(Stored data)

--------------------

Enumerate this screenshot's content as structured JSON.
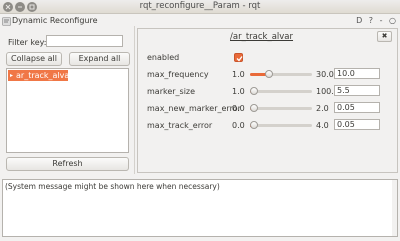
{
  "window": {
    "title": "rqt_reconfigure__Param - rqt"
  },
  "dock": {
    "title": "Dynamic Reconfigure",
    "buttons": "D ? - ○"
  },
  "left_pane": {
    "filter_label": "Filter key:",
    "filter_value": "",
    "collapse_label": "Collapse all",
    "expand_label": "Expand all",
    "tree_items": [
      "ar_track_alvar"
    ],
    "refresh_label": "Refresh"
  },
  "params": {
    "node_title": "/ar_track_alvar",
    "close_label": "✖",
    "enabled": {
      "label": "enabled",
      "checked": true
    },
    "rows": [
      {
        "name": "max_frequency",
        "min": "1.0",
        "max": "30.0",
        "value": "10.0",
        "level": 0.31
      },
      {
        "name": "marker_size",
        "min": "1.0",
        "max": "100.",
        "value": "5.5",
        "level": 0.045
      },
      {
        "name": "max_new_marker_error",
        "min": "0.0",
        "max": "2.0",
        "value": "0.05",
        "level": 0.025
      },
      {
        "name": "max_track_error",
        "min": "0.0",
        "max": "4.0",
        "value": "0.05",
        "level": 0.0125
      }
    ]
  },
  "status": {
    "message": "(System message might be shown here when necessary)"
  },
  "colors": {
    "accent": "#e96a39",
    "selection": "#f07746"
  }
}
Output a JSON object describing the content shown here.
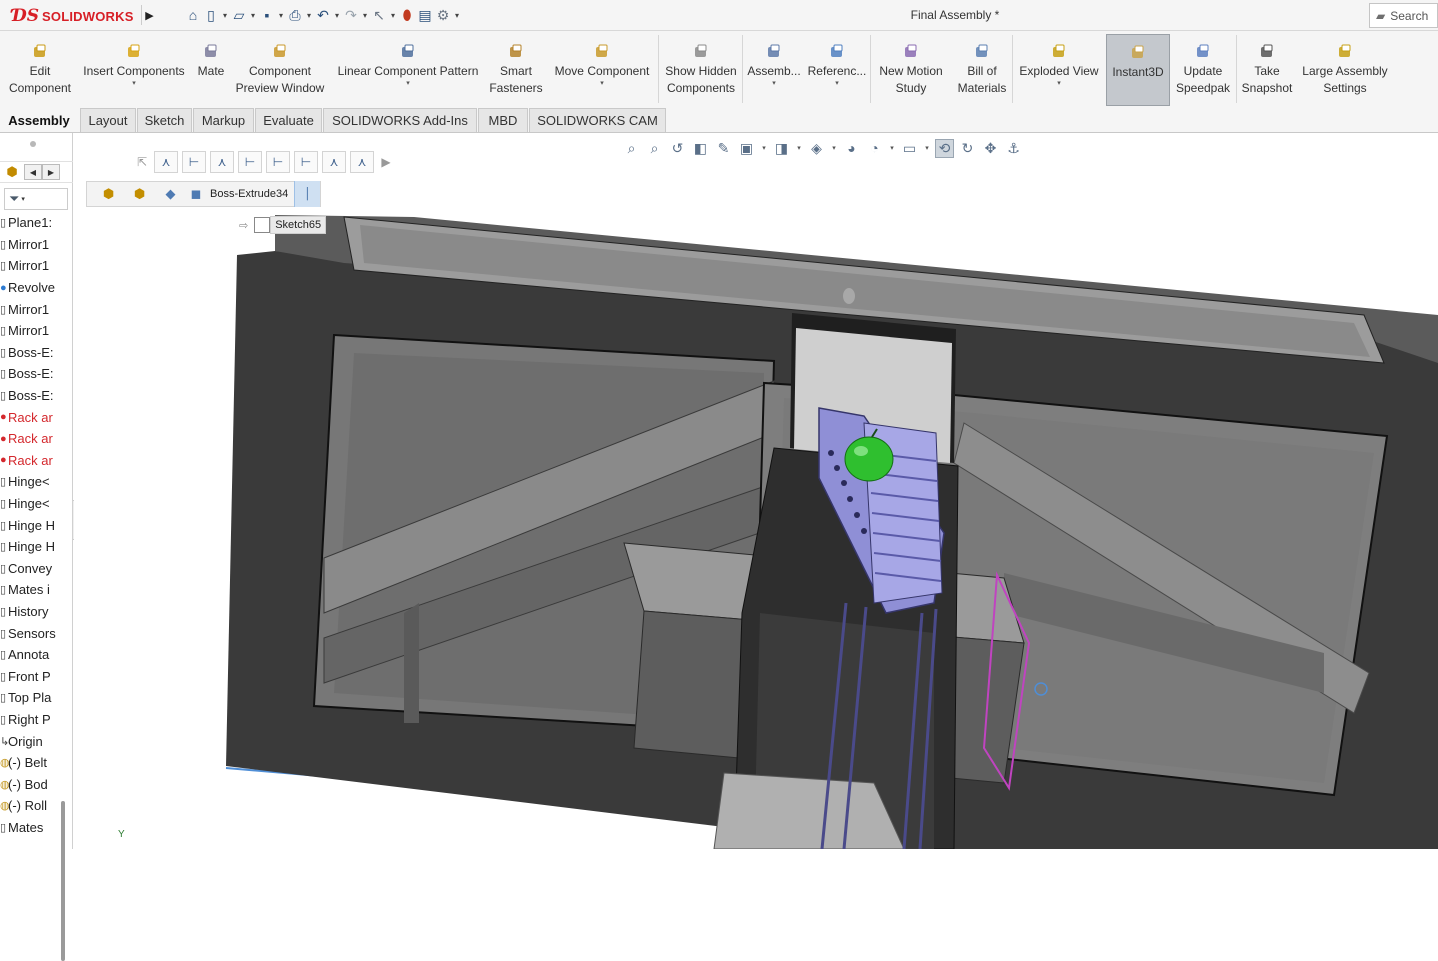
{
  "app": {
    "logo_text": "SOLIDWORKS",
    "document_title": "Final Assembly *",
    "search_label": "Search"
  },
  "quick_access": [
    "home-icon",
    "new-document-icon",
    "open-icon",
    "save-icon",
    "print-icon",
    "undo-icon",
    "redo-icon",
    "select-icon",
    "rebuild-icon",
    "file-properties-icon",
    "options-icon"
  ],
  "command_manager": {
    "items": [
      {
        "label": "Edit\nComponent",
        "icon": "edit-component-icon"
      },
      {
        "label": "Insert Components",
        "icon": "insert-components-icon",
        "dropdown": true
      },
      {
        "label": "Mate",
        "icon": "mate-icon"
      },
      {
        "label": "Component\nPreview Window",
        "icon": "preview-window-icon"
      },
      {
        "label": "Linear Component Pattern",
        "icon": "linear-pattern-icon",
        "dropdown": true
      },
      {
        "label": "Smart\nFasteners",
        "icon": "smart-fasteners-icon"
      },
      {
        "label": "Move Component",
        "icon": "move-component-icon",
        "dropdown": true
      },
      {
        "label": "Show Hidden\nComponents",
        "icon": "show-hidden-icon"
      },
      {
        "label": "Assemb...",
        "icon": "assembly-features-icon",
        "dropdown": true
      },
      {
        "label": "Referenc...",
        "icon": "reference-geometry-icon",
        "dropdown": true
      },
      {
        "label": "New Motion\nStudy",
        "icon": "motion-study-icon"
      },
      {
        "label": "Bill of\nMaterials",
        "icon": "bom-icon"
      },
      {
        "label": "Exploded View",
        "icon": "exploded-view-icon",
        "dropdown": true
      },
      {
        "label": "Instant3D",
        "icon": "instant3d-icon",
        "active": true
      },
      {
        "label": "Update\nSpeedpak",
        "icon": "speedpak-icon"
      },
      {
        "label": "Take\nSnapshot",
        "icon": "snapshot-icon"
      },
      {
        "label": "Large Assembly\nSettings",
        "icon": "large-assembly-icon"
      }
    ]
  },
  "tabs": [
    {
      "label": "Assembly",
      "active": true
    },
    {
      "label": "Layout"
    },
    {
      "label": "Sketch"
    },
    {
      "label": "Markup"
    },
    {
      "label": "Evaluate"
    },
    {
      "label": "SOLIDWORKS Add-Ins"
    },
    {
      "label": "MBD"
    },
    {
      "label": "SOLIDWORKS CAM"
    }
  ],
  "feature_tree": {
    "items": [
      {
        "label": "Plane1:",
        "mark": "plane",
        "color": "normal"
      },
      {
        "label": "Mirror1",
        "mark": "mirror",
        "color": "normal"
      },
      {
        "label": "Mirror1",
        "mark": "mirror",
        "color": "normal"
      },
      {
        "label": "Revolve",
        "mark": "revolve",
        "color": "normal"
      },
      {
        "label": "Mirror1",
        "mark": "mirror",
        "color": "normal"
      },
      {
        "label": "Mirror1",
        "mark": "mirror",
        "color": "normal"
      },
      {
        "label": "Boss-E:",
        "mark": "boss",
        "color": "normal"
      },
      {
        "label": "Boss-E:",
        "mark": "boss",
        "color": "normal"
      },
      {
        "label": "Boss-E:",
        "mark": "boss",
        "color": "normal"
      },
      {
        "label": "Rack ar",
        "mark": "error",
        "color": "red"
      },
      {
        "label": "Rack ar",
        "mark": "error",
        "color": "red"
      },
      {
        "label": "Rack ar",
        "mark": "error",
        "color": "red"
      },
      {
        "label": "Hinge<",
        "mark": "mate",
        "color": "normal"
      },
      {
        "label": "Hinge<",
        "mark": "mate",
        "color": "normal"
      },
      {
        "label": "Hinge H",
        "mark": "mate",
        "color": "normal"
      },
      {
        "label": "Hinge H",
        "mark": "mate",
        "color": "normal"
      },
      {
        "label": "Convey",
        "mark": "mate",
        "color": "normal"
      },
      {
        "label": "Mates i",
        "mark": "mate",
        "color": "normal"
      },
      {
        "label": "History",
        "mark": "history",
        "color": "normal"
      },
      {
        "label": "Sensors",
        "mark": "sensor",
        "color": "normal"
      },
      {
        "label": "Annota",
        "mark": "annotation",
        "color": "normal"
      },
      {
        "label": "Front P",
        "mark": "plane",
        "color": "normal"
      },
      {
        "label": "Top Pla",
        "mark": "plane",
        "color": "normal"
      },
      {
        "label": "Right P",
        "mark": "plane",
        "color": "normal"
      },
      {
        "label": "Origin",
        "mark": "origin",
        "color": "normal"
      },
      {
        "label": "(-) Belt",
        "mark": "part",
        "color": "normal"
      },
      {
        "label": "(-) Bod",
        "mark": "part",
        "color": "normal"
      },
      {
        "label": "(-) Roll",
        "mark": "part",
        "color": "normal"
      },
      {
        "label": "Mates",
        "mark": "mates",
        "color": "normal"
      }
    ]
  },
  "viewport": {
    "breadcrumb_label": "Boss-Extrude34",
    "sketch_label": "Sketch65",
    "triad_label": "Y"
  },
  "colors": {
    "accent": "#d71f26",
    "error_text": "#d4282d",
    "model_dark": "#3c3c3c",
    "conveyor": "#8f8fd6",
    "apple": "#2fbf2f",
    "sketch_magenta": "#c044c0",
    "selection_blue": "#4f8ed6"
  }
}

--------------------

- _Work instructions_: Go through the records and copy each line with "JSON" in it.

- _Answer to this problem_:
Enumerate this screenshot's content as structured JSON.
Output a JSON object describing the content shown here.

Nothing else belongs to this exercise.